● WORK TO COMPLETE:
Filter the lines below, copying only those with the string "Prostaglandin".

● EXERCISE MATERIALS:
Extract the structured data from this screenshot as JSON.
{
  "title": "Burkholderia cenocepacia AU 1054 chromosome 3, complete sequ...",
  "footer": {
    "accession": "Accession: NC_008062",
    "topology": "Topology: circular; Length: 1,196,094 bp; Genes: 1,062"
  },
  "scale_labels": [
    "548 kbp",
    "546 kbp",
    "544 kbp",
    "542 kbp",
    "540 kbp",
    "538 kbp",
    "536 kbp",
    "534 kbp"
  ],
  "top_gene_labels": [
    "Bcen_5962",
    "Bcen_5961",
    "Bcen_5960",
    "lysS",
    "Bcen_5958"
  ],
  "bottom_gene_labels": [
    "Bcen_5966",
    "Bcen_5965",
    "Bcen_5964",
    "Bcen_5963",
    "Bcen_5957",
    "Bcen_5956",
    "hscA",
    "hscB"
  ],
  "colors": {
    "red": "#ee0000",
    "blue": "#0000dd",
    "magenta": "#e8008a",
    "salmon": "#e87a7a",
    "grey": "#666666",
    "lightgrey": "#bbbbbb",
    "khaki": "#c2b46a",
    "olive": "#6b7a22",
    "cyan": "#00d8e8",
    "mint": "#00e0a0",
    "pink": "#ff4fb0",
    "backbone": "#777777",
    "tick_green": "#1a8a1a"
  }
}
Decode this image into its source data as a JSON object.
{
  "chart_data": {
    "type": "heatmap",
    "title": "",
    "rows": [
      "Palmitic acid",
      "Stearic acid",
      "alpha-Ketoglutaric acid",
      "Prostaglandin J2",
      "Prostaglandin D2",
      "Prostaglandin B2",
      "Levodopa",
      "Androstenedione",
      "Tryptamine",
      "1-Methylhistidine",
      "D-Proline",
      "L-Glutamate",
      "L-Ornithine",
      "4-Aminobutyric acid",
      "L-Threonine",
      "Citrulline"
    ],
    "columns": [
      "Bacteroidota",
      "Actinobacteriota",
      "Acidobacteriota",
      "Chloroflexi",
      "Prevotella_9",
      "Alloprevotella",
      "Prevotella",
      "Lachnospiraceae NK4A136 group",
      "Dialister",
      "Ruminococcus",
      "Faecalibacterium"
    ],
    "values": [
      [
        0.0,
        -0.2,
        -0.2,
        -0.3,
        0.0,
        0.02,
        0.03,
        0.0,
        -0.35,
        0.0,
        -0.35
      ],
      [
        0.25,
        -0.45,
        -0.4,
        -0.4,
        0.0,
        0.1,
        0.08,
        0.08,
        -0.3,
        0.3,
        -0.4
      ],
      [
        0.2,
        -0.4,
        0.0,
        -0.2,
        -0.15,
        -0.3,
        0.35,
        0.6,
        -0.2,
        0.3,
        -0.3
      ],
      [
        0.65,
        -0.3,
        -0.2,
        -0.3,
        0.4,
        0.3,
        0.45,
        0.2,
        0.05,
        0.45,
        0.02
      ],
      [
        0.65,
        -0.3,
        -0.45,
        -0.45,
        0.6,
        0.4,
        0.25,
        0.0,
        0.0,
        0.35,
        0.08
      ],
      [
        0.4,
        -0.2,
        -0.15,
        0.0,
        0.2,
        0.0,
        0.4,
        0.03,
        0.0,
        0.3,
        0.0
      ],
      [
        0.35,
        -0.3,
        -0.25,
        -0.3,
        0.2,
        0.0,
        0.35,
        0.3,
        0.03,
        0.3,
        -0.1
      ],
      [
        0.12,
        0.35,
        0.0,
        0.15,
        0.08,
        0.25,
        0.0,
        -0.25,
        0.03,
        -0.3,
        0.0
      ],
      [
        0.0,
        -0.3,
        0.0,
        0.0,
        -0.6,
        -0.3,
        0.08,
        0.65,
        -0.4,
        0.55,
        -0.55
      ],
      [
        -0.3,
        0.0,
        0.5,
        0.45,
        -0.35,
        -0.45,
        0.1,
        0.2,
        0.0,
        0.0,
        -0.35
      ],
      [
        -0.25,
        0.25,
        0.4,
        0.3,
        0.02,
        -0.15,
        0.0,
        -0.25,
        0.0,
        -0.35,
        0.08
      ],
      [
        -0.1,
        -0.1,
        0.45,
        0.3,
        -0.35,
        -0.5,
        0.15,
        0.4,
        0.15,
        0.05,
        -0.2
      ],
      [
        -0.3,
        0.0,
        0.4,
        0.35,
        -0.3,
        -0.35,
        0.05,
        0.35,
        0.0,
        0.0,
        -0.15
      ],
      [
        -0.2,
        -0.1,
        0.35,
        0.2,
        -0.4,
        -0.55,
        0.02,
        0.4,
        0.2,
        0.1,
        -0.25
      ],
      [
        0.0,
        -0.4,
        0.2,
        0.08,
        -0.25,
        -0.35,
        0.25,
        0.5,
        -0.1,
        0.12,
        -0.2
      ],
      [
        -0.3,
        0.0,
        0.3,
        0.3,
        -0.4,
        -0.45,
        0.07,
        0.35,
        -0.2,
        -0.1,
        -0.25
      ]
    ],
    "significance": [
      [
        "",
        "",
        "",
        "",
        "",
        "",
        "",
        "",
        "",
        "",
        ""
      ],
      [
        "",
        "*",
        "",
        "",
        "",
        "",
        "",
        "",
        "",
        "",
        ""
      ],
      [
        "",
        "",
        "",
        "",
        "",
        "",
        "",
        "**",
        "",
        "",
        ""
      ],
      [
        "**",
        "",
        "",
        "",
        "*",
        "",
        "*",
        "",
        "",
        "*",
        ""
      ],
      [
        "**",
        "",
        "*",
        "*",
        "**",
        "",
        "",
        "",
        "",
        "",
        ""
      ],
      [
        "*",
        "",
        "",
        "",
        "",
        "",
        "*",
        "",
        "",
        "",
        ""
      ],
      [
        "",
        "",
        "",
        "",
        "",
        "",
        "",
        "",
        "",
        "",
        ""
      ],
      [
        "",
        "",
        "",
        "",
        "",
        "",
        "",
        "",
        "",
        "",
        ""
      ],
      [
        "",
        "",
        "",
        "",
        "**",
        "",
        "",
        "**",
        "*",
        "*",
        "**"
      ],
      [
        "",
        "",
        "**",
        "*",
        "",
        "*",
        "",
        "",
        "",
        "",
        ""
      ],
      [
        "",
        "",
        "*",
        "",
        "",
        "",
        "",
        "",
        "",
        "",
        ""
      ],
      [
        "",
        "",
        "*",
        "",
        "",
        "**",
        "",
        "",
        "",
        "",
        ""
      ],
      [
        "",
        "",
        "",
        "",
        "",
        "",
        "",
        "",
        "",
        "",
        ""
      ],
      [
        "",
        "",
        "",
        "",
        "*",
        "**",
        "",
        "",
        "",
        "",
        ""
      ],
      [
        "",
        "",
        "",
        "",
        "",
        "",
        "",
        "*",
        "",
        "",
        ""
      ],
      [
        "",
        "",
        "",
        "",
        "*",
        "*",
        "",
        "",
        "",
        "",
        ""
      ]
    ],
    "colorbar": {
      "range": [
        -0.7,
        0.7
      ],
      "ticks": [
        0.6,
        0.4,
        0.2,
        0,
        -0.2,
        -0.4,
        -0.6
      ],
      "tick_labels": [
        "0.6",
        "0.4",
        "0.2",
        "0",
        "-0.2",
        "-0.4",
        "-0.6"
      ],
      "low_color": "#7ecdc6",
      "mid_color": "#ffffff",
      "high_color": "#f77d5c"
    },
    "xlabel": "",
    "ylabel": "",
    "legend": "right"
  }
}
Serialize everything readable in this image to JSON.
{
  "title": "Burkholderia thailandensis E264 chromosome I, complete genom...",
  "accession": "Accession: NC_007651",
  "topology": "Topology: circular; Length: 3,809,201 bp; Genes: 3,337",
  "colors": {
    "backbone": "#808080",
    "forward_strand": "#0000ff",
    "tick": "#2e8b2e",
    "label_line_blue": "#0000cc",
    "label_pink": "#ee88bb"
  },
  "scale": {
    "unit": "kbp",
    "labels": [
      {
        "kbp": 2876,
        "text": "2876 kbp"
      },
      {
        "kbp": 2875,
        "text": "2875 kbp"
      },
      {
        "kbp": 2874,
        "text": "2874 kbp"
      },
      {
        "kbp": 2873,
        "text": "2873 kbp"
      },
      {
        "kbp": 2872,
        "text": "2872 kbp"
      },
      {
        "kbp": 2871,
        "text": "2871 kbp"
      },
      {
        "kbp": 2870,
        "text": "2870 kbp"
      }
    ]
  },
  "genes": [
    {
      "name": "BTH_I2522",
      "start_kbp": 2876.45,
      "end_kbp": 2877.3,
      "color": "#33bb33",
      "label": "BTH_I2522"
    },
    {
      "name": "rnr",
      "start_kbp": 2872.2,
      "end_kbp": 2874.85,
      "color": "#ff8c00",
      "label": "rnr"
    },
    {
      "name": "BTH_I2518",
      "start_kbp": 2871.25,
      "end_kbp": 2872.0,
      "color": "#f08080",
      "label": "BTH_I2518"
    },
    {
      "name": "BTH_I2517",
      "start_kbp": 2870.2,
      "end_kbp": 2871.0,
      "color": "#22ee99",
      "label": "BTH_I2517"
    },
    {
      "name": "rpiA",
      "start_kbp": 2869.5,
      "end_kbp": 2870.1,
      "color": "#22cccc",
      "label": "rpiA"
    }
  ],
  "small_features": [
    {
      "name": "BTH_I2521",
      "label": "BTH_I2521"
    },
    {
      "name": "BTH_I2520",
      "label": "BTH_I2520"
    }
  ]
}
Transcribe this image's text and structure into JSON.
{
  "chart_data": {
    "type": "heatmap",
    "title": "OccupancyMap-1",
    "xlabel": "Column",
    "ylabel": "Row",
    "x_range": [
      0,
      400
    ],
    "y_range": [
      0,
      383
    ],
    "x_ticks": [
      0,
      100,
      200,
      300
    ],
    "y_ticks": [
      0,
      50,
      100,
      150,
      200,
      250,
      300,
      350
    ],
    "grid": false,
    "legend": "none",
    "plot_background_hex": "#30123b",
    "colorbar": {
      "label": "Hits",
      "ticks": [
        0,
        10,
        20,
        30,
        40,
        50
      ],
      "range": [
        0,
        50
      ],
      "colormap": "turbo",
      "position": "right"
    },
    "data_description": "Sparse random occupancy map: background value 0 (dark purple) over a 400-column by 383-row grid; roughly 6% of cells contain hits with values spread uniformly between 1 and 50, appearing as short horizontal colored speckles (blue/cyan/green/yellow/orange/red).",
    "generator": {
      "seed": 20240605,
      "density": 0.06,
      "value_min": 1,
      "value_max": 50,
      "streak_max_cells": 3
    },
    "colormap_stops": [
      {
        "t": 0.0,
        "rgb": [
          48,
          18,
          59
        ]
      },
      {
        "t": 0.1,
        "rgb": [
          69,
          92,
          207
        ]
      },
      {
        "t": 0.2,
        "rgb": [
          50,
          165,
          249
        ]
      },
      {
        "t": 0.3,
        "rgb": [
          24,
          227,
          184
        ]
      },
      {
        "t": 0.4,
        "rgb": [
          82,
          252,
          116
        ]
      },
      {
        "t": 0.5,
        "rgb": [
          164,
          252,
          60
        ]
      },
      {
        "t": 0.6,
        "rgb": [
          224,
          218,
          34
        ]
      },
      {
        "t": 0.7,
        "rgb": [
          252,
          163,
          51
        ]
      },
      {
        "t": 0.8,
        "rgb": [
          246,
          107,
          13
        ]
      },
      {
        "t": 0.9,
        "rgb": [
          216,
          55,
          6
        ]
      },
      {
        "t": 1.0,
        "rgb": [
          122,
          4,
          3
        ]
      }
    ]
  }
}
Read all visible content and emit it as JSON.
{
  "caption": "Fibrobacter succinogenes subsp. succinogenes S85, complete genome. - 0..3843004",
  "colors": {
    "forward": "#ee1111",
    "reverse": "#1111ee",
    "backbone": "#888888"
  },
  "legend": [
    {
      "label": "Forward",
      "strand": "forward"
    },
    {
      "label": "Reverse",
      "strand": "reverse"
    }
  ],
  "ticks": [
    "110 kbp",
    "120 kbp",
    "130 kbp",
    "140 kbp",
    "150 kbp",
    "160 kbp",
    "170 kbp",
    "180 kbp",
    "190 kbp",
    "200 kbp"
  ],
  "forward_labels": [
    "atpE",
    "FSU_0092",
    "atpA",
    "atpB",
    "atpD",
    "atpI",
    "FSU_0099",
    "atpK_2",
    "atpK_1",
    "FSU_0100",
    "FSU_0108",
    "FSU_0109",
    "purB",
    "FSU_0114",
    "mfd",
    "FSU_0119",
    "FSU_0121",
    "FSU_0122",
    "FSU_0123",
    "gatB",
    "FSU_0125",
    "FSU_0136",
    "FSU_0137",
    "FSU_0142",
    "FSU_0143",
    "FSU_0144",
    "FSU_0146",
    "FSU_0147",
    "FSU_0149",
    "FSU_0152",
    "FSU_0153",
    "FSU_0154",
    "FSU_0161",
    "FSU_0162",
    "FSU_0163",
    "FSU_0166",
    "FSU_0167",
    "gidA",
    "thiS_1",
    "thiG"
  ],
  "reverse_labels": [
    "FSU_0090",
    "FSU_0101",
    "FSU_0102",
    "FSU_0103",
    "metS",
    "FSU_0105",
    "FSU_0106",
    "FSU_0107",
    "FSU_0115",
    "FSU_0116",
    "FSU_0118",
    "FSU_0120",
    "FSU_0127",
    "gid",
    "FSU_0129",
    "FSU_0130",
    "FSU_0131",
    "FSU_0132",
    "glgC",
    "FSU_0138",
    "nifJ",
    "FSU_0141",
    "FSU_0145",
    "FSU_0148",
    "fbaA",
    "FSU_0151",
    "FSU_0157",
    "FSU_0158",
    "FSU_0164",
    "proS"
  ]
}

● RESULT BELOW:
      "Prostaglandin J2",
      "Prostaglandin D2",
      "Prostaglandin B2",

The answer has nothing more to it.